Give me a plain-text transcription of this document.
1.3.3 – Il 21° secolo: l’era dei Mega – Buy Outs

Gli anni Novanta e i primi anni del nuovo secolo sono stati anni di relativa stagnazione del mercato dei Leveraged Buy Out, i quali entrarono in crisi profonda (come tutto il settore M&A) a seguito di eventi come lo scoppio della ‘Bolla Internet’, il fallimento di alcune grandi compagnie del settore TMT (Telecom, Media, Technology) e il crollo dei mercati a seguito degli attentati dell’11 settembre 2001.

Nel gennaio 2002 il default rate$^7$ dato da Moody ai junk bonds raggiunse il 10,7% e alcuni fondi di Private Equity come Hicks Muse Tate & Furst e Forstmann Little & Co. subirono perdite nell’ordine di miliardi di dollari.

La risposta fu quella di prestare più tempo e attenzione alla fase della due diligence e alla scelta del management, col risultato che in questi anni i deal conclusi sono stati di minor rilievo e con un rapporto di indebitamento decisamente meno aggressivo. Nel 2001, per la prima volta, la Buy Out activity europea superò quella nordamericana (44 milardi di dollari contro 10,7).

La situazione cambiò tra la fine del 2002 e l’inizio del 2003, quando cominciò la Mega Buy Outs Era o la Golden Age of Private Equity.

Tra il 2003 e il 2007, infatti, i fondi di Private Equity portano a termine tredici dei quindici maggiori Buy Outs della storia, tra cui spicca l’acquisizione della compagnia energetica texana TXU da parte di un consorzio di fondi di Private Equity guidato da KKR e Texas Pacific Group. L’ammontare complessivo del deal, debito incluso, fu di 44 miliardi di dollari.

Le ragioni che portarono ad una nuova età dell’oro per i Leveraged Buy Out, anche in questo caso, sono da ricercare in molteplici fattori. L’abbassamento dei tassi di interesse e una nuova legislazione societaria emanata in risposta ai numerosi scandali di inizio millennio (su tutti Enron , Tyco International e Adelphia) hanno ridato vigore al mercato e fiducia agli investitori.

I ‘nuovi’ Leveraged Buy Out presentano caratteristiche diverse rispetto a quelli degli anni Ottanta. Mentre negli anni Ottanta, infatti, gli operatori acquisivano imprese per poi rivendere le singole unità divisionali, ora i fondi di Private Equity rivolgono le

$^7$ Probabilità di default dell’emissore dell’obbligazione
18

- - -

• **PROBLEM**:
Retype each record exactly, leaving nothing out.

• **TASK RESULT**:
Give me a plain-text transcription of this document.
1.3.3 – Il 21° secolo: l’era dei Mega – Buy Outs

Gli anni Novanta e i primi anni del nuovo secolo sono stati anni di relativa stagnazione del mercato dei Leveraged Buy Out, i quali entrarono in crisi profonda (come tutto il settore M&A) a seguito di eventi come lo scoppio della ‘Bolla Internet’, il fallimento di alcune grandi compagnie del settore TMT (Telecom, Media, Technology) e il crollo dei mercati a seguito degli attentati dell’11 settembre 2001.

Nel gennaio 2002 il default rate$^7$ dato da Moody ai junk bonds raggiunse il 10,7% e alcuni fondi di Private Equity come Hicks Muse Tate & Furst e Forstmann Little & Co. subirono perdite nell’ordine di miliardi di dollari.

La risposta fu quella di prestare più tempo e attenzione alla fase della due diligence e alla scelta del management, col risultato che in questi anni i deal conclusi sono stati di minor rilievo e con un rapporto di indebitamento decisamente meno aggressivo. Nel 2001, per la prima volta, la Buy Out activity europea superò quella nordamericana (44 milardi di dollari contro 10,7).

La situazione cambiò tra la fine del 2002 e l’inizio del 2003, quando cominciò la Mega Buy Outs Era o la Golden Age of Private Equity.

Tra il 2003 e il 2007, infatti, i fondi di Private Equity portano a termine tredici dei quindici maggiori Buy Outs della storia, tra cui spicca l’acquisizione della compagnia energetica texana TXU da parte di un consorzio di fondi di Private Equity guidato da KKR e Texas Pacific Group. L’ammontare complessivo del deal, debito incluso, fu di 44 miliardi di dollari.

Le ragioni che portarono ad una nuova età dell’oro per i Leveraged Buy Out, anche in questo caso, sono da ricercare in molteplici fattori. L’abbassamento dei tassi di interesse e una nuova legislazione societaria emanata in risposta ai numerosi scandali di inizio millennio (su tutti Enron , Tyco International e Adelphia) hanno ridato vigore al mercato e fiducia agli investitori.

I ‘nuovi’ Leveraged Buy Out presentano caratteristiche diverse rispetto a quelli degli anni Ottanta. Mentre negli anni Ottanta, infatti, gli operatori acquisivano imprese per poi rivendere le singole unità divisionali, ora i fondi di Private Equity rivolgono le

$^7$ Probabilità di default dell’emissore dell’obbligazione
18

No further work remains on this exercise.